- **EXERCISE BRIEF**: Every entry that follows should be reproduced exactly.

· · · ·

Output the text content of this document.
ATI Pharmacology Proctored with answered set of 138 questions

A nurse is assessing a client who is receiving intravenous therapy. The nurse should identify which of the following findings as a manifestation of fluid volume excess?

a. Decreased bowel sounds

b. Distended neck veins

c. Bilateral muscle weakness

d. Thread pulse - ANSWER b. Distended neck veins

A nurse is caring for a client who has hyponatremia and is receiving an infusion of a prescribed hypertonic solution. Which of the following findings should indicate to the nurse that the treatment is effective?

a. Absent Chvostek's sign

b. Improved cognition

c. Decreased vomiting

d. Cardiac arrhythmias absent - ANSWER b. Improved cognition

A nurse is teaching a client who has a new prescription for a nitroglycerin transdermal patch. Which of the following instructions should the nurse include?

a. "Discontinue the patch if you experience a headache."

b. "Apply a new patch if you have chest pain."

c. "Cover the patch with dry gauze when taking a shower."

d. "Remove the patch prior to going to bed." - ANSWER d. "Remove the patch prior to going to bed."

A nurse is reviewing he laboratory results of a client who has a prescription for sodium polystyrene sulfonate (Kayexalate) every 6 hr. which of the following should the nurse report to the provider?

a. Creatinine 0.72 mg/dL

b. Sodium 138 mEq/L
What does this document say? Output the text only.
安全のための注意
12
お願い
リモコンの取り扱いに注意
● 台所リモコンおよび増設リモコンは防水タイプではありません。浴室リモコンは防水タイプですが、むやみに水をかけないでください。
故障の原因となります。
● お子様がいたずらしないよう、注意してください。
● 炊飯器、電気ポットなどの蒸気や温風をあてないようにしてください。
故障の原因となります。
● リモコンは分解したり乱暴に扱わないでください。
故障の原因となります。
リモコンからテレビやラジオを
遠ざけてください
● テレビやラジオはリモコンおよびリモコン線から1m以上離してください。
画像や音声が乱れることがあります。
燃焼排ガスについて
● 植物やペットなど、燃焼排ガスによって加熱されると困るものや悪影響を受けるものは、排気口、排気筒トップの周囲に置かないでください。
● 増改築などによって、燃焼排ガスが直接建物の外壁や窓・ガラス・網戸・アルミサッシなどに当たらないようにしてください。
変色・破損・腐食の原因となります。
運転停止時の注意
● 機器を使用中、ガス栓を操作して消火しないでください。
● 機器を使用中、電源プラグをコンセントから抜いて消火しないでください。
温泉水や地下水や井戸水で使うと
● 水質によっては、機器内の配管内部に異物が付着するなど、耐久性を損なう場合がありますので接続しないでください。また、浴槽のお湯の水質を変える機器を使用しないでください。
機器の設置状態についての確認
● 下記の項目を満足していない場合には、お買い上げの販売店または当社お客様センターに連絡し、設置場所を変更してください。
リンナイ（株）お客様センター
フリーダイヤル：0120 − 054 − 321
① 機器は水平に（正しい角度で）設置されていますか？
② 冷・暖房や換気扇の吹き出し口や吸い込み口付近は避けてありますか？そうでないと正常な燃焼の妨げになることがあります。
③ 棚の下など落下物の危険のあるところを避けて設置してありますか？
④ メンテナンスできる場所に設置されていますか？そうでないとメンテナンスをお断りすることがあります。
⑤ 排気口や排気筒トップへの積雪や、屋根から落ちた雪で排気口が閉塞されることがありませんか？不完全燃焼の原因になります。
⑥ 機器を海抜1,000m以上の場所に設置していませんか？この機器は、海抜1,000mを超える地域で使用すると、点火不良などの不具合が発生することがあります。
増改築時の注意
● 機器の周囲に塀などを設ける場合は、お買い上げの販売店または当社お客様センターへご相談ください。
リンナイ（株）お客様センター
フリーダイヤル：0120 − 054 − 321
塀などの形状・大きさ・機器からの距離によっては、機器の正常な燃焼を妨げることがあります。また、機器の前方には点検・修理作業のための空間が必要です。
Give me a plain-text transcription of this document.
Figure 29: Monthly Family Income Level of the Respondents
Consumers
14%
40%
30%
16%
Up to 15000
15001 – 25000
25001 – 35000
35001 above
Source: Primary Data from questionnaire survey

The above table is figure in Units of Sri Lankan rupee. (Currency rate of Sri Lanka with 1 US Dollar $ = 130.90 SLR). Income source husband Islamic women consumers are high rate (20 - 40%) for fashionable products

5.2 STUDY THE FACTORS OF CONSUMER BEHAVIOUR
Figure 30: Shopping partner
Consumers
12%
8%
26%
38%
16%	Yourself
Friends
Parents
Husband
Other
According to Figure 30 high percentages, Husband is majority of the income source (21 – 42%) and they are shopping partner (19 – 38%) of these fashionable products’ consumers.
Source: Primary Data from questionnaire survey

· · · ·

- **OUTPUT**:
Output the text content of this document.
ATI Pharmacology Proctored with answered set of 138 questions

A nurse is assessing a client who is receiving intravenous therapy. The nurse should identify which of the following findings as a manifestation of fluid volume excess?

a. Decreased bowel sounds

b. Distended neck veins

c. Bilateral muscle weakness

d. Thread pulse - ANSWER b. Distended neck veins

A nurse is caring for a client who has hyponatremia and is receiving an infusion of a prescribed hypertonic solution. Which of the following findings should indicate to the nurse that the treatment is effective?

a. Absent Chvostek's sign

b. Improved cognition

c. Decreased vomiting

d. Cardiac arrhythmias absent - ANSWER b. Improved cognition

A nurse is teaching a client who has a new prescription for a nitroglycerin transdermal patch. Which of the following instructions should the nurse include?

a. "Discontinue the patch if you experience a headache."

b. "Apply a new patch if you have chest pain."

c. "Cover the patch with dry gauze when taking a shower."

d. "Remove the patch prior to going to bed." - ANSWER d. "Remove the patch prior to going to bed."

A nurse is reviewing he laboratory results of a client who has a prescription for sodium polystyrene sulfonate (Kayexalate) every 6 hr. which of the following should the nurse report to the provider?

a. Creatinine 0.72 mg/dL

b. Sodium 138 mEq/L
What does this document say? Output the text only.
安全のための注意
12
お願い
リモコンの取り扱いに注意
● 台所リモコンおよび増設リモコンは防水タイプではありません。浴室リモコンは防水タイプですが、むやみに水をかけないでください。
故障の原因となります。
● お子様がいたずらしないよう、注意してください。
● 炊飯器、電気ポットなどの蒸気や温風をあてないようにしてください。
故障の原因となります。
● リモコンは分解したり乱暴に扱わないでください。
故障の原因となります。
リモコンからテレビやラジオを
遠ざけてください
● テレビやラジオはリモコンおよびリモコン線から1m以上離してください。
画像や音声が乱れることがあります。
燃焼排ガスについて
● 植物やペットなど、燃焼排ガスによって加熱されると困るものや悪影響を受けるものは、排気口、排気筒トップの周囲に置かないでください。
● 増改築などによって、燃焼排ガスが直接建物の外壁や窓・ガラス・網戸・アルミサッシなどに当たらないようにしてください。
変色・破損・腐食の原因となります。
運転停止時の注意
● 機器を使用中、ガス栓を操作して消火しないでください。
● 機器を使用中、電源プラグをコンセントから抜いて消火しないでください。
温泉水や地下水や井戸水で使うと
● 水質によっては、機器内の配管内部に異物が付着するなど、耐久性を損なう場合がありますので接続しないでください。また、浴槽のお湯の水質を変える機器を使用しないでください。
機器の設置状態についての確認
● 下記の項目を満足していない場合には、お買い上げの販売店または当社お客様センターに連絡し、設置場所を変更してください。
リンナイ（株）お客様センター
フリーダイヤル：0120 − 054 − 321
① 機器は水平に（正しい角度で）設置されていますか？
② 冷・暖房や換気扇の吹き出し口や吸い込み口付近は避けてありますか？そうでないと正常な燃焼の妨げになることがあります。
③ 棚の下など落下物の危険のあるところを避けて設置してありますか？
④ メンテナンスできる場所に設置されていますか？そうでないとメンテナンスをお断りすることがあります。
⑤ 排気口や排気筒トップへの積雪や、屋根から落ちた雪で排気口が閉塞されることがありませんか？不完全燃焼の原因になります。
⑥ 機器を海抜1,000m以上の場所に設置していませんか？この機器は、海抜1,000mを超える地域で使用すると、点火不良などの不具合が発生することがあります。
増改築時の注意
● 機器の周囲に塀などを設ける場合は、お買い上げの販売店または当社お客様センターへご相談ください。
リンナイ（株）お客様センター
フリーダイヤル：0120 − 054 − 321
塀などの形状・大きさ・機器からの距離によっては、機器の正常な燃焼を妨げることがあります。また、機器の前方には点検・修理作業のための空間が必要です。
Give me a plain-text transcription of this document.
Figure 29: Monthly Family Income Level of the Respondents
Consumers
14%
40%
30%
16%
Up to 15000
15001 – 25000
25001 – 35000
35001 above
Source: Primary Data from questionnaire survey

The above table is figure in Units of Sri Lankan rupee. (Currency rate of Sri Lanka with 1 US Dollar $ = 130.90 SLR). Income source husband Islamic women consumers are high rate (20 - 40%) for fashionable products

5.2 STUDY THE FACTORS OF CONSUMER BEHAVIOUR
Figure 30: Shopping partner
Consumers
12%
8%
26%
38%
16%	Yourself
Friends
Parents
Husband
Other
According to Figure 30 high percentages, Husband is majority of the income source (21 – 42%) and they are shopping partner (19 – 38%) of these fashionable products’ consumers.
Source: Primary Data from questionnaire survey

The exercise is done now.